Examine the material below. Gather every line in which the string "sure" appears.

=== DATA PROVIDED ===
===============

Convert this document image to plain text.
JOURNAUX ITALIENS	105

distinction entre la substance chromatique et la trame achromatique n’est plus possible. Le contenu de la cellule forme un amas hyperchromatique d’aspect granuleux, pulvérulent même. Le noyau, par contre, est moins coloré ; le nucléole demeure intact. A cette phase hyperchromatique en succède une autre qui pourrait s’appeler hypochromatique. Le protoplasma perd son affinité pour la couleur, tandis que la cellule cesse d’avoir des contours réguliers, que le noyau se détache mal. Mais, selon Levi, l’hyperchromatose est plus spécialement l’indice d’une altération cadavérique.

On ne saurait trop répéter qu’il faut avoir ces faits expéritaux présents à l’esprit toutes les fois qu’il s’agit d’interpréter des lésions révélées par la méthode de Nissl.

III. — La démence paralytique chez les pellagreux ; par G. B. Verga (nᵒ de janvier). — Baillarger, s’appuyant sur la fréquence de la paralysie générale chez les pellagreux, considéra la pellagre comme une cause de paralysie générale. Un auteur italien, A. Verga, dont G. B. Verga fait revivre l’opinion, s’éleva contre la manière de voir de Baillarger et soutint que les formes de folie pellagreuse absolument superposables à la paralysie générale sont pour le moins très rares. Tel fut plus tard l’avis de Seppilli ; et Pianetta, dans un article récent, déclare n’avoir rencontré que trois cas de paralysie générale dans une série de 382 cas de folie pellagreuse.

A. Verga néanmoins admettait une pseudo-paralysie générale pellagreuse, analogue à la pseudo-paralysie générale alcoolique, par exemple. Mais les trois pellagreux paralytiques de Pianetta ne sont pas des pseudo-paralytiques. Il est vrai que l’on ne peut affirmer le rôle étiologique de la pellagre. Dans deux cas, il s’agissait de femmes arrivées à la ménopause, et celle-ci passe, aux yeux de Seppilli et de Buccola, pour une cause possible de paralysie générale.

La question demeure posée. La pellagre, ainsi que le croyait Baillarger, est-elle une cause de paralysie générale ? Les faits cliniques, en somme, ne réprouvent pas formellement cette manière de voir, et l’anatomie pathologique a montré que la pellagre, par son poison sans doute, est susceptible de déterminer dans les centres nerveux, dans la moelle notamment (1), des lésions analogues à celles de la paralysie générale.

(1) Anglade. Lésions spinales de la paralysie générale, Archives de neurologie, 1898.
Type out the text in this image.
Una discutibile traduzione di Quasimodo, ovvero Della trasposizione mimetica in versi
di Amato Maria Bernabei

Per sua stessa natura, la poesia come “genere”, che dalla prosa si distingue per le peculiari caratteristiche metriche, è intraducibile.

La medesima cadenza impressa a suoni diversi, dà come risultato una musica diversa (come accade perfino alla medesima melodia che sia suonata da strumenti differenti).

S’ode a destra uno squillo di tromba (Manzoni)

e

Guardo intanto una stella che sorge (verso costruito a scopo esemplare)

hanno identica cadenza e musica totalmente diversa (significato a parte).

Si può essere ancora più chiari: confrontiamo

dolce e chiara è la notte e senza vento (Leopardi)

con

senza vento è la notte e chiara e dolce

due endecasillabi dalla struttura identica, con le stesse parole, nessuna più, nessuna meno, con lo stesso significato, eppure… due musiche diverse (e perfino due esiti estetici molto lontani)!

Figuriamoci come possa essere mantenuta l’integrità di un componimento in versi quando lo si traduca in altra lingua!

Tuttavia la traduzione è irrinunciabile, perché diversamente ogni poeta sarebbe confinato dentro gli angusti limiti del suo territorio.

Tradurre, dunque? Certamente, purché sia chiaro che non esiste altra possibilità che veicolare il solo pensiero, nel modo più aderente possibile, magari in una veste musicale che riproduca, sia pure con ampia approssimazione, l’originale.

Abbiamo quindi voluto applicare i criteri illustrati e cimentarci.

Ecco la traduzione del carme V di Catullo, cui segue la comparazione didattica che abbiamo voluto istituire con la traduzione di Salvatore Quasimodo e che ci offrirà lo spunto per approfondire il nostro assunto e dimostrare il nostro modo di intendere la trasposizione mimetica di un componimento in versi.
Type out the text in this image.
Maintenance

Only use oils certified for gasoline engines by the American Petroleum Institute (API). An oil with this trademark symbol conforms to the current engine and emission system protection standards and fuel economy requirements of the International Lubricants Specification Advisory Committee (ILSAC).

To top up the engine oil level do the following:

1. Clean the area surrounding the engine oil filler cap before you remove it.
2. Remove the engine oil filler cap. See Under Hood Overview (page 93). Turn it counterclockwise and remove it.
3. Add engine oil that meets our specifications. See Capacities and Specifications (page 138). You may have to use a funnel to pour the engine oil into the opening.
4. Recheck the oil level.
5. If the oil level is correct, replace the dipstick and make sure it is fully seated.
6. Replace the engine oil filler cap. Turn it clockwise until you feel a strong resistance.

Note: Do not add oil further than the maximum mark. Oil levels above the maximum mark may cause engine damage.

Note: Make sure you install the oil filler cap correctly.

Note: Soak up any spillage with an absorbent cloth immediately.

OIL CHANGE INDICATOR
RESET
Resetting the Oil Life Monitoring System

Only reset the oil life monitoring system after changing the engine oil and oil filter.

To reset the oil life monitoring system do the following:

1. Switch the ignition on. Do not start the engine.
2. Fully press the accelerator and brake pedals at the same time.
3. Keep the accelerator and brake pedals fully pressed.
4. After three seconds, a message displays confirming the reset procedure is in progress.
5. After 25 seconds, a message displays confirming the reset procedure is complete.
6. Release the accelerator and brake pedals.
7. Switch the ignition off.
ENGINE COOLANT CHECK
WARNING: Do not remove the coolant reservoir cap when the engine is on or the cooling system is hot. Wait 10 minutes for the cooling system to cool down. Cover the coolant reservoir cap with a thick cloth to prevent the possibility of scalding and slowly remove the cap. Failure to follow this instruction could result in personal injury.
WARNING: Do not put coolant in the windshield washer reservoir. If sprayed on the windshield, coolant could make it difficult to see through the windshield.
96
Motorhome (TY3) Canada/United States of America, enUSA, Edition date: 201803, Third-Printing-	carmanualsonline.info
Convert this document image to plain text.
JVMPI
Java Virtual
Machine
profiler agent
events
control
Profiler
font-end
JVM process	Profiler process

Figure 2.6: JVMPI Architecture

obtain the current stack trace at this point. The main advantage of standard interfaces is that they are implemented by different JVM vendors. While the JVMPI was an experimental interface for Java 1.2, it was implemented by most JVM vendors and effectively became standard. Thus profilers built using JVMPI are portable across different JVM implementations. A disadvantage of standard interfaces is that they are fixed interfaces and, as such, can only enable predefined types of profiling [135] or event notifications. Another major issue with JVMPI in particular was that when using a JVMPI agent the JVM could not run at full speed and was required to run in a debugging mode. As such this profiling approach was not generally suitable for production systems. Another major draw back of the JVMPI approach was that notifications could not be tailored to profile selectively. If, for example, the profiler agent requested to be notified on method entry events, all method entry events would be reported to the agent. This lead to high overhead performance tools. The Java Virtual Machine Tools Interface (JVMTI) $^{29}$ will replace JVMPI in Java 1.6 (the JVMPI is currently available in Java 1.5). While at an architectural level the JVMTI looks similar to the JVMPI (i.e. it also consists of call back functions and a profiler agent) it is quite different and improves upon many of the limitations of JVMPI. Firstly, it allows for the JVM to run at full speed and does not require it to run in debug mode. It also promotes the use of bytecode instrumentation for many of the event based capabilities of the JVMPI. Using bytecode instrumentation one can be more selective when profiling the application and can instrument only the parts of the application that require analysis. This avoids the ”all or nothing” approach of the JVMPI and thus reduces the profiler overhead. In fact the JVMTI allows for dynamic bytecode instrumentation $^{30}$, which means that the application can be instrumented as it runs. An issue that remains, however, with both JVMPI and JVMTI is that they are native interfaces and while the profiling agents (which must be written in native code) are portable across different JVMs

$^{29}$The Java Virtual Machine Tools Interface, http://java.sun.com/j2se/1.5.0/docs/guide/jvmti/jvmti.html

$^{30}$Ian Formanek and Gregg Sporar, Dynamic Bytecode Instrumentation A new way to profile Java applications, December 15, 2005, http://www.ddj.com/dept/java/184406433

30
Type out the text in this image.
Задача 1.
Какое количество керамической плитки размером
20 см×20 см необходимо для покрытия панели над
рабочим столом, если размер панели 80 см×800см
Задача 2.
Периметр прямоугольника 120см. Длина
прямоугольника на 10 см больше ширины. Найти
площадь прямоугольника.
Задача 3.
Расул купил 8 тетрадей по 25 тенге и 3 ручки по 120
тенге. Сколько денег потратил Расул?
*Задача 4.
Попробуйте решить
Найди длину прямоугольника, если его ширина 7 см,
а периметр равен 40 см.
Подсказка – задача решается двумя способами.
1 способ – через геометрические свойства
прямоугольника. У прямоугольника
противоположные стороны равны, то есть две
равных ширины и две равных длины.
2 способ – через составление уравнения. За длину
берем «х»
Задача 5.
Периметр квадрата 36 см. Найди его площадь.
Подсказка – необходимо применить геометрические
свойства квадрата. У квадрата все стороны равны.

===============

=== EXERCISE ANSWER ===
5. If the oil level is correct, replace the dipstick and make sure it is fully seated.
Note: Make sure you install the oil filler cap correctly.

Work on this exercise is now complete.